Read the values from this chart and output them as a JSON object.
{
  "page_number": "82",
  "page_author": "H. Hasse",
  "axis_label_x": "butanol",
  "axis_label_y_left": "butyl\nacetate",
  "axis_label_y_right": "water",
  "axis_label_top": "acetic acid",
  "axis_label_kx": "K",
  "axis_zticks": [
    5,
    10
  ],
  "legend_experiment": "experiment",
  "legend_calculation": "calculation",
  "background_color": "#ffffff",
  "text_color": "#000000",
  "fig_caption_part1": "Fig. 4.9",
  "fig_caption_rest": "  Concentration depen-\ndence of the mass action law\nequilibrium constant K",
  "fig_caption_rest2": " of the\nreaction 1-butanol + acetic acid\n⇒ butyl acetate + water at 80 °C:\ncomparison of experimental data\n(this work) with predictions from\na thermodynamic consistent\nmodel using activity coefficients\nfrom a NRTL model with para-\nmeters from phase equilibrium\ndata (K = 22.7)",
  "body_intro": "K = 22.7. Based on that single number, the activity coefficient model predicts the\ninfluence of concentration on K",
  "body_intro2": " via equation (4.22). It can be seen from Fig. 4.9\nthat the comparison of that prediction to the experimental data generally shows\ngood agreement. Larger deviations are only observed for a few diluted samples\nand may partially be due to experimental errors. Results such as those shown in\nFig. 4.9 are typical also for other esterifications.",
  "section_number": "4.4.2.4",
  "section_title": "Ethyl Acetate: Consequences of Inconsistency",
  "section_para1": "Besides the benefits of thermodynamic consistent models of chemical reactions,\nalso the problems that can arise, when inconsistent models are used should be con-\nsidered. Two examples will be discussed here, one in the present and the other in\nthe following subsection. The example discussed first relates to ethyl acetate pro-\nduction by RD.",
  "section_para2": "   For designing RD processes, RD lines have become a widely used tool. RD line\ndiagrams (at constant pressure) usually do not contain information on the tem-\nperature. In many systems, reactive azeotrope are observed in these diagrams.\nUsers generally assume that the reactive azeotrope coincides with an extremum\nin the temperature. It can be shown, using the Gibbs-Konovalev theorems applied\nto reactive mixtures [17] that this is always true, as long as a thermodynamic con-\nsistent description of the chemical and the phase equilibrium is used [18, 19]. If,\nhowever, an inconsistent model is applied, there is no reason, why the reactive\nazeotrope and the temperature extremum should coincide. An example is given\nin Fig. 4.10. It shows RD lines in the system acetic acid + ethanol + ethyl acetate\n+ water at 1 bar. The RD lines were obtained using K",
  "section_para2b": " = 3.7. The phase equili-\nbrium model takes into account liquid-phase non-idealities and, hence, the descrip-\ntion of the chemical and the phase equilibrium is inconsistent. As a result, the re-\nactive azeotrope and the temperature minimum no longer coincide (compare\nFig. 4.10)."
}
○ ○ ○
TASK TO CARRY OUT
Your task is to retype all of the records exactly.

SOLUTION
Read the values from this chart and output them as a JSON object.
{
  "page_number": "82",
  "page_author": "H. Hasse",
  "axis_label_x": "butanol",
  "axis_label_y_left": "butyl\nacetate",
  "axis_label_y_right": "water",
  "axis_label_top": "acetic acid",
  "axis_label_kx": "K",
  "axis_zticks": [
    5,
    10
  ],
  "legend_experiment": "experiment",
  "legend_calculation": "calculation",
  "background_color": "#ffffff",
  "text_color": "#000000",
  "fig_caption_part1": "Fig. 4.9",
  "fig_caption_rest": "  Concentration depen-\ndence of the mass action law\nequilibrium constant K",
  "fig_caption_rest2": " of the\nreaction 1-butanol + acetic acid\n⇒ butyl acetate + water at 80 °C:\ncomparison of experimental data\n(this work) with predictions from\na thermodynamic consistent\nmodel using activity coefficients\nfrom a NRTL model with para-\nmeters from phase equilibrium\ndata (K = 22.7)",
  "body_intro": "K = 22.7. Based on that single number, the activity coefficient model predicts the\ninfluence of concentration on K",
  "body_intro2": " via equation (4.22). It can be seen from Fig. 4.9\nthat the comparison of that prediction to the experimental data generally shows\ngood agreement. Larger deviations are only observed for a few diluted samples\nand may partially be due to experimental errors. Results such as those shown in\nFig. 4.9 are typical also for other esterifications.",
  "section_number": "4.4.2.4",
  "section_title": "Ethyl Acetate: Consequences of Inconsistency",
  "section_para1": "Besides the benefits of thermodynamic consistent models of chemical reactions,\nalso the problems that can arise, when inconsistent models are used should be con-\nsidered. Two examples will be discussed here, one in the present and the other in\nthe following subsection. The example discussed first relates to ethyl acetate pro-\nduction by RD.",
  "section_para2": "   For designing RD processes, RD lines have become a widely used tool. RD line\ndiagrams (at constant pressure) usually do not contain information on the tem-\nperature. In many systems, reactive azeotrope are observed in these diagrams.\nUsers generally assume that the reactive azeotrope coincides with an extremum\nin the temperature. It can be shown, using the Gibbs-Konovalev theorems applied\nto reactive mixtures [17] that this is always true, as long as a thermodynamic con-\nsistent description of the chemical and the phase equilibrium is used [18, 19]. If,\nhowever, an inconsistent model is applied, there is no reason, why the reactive\nazeotrope and the temperature extremum should coincide. An example is given\nin Fig. 4.10. It shows RD lines in the system acetic acid + ethanol + ethyl acetate\n+ water at 1 bar. The RD lines were obtained using K",
  "section_para2b": " = 3.7. The phase equili-\nbrium model takes into account liquid-phase non-idealities and, hence, the descrip-\ntion of the chemical and the phase equilibrium is inconsistent. As a result, the re-\nactive azeotrope and the temperature minimum no longer coincide (compare\nFig. 4.10)."
}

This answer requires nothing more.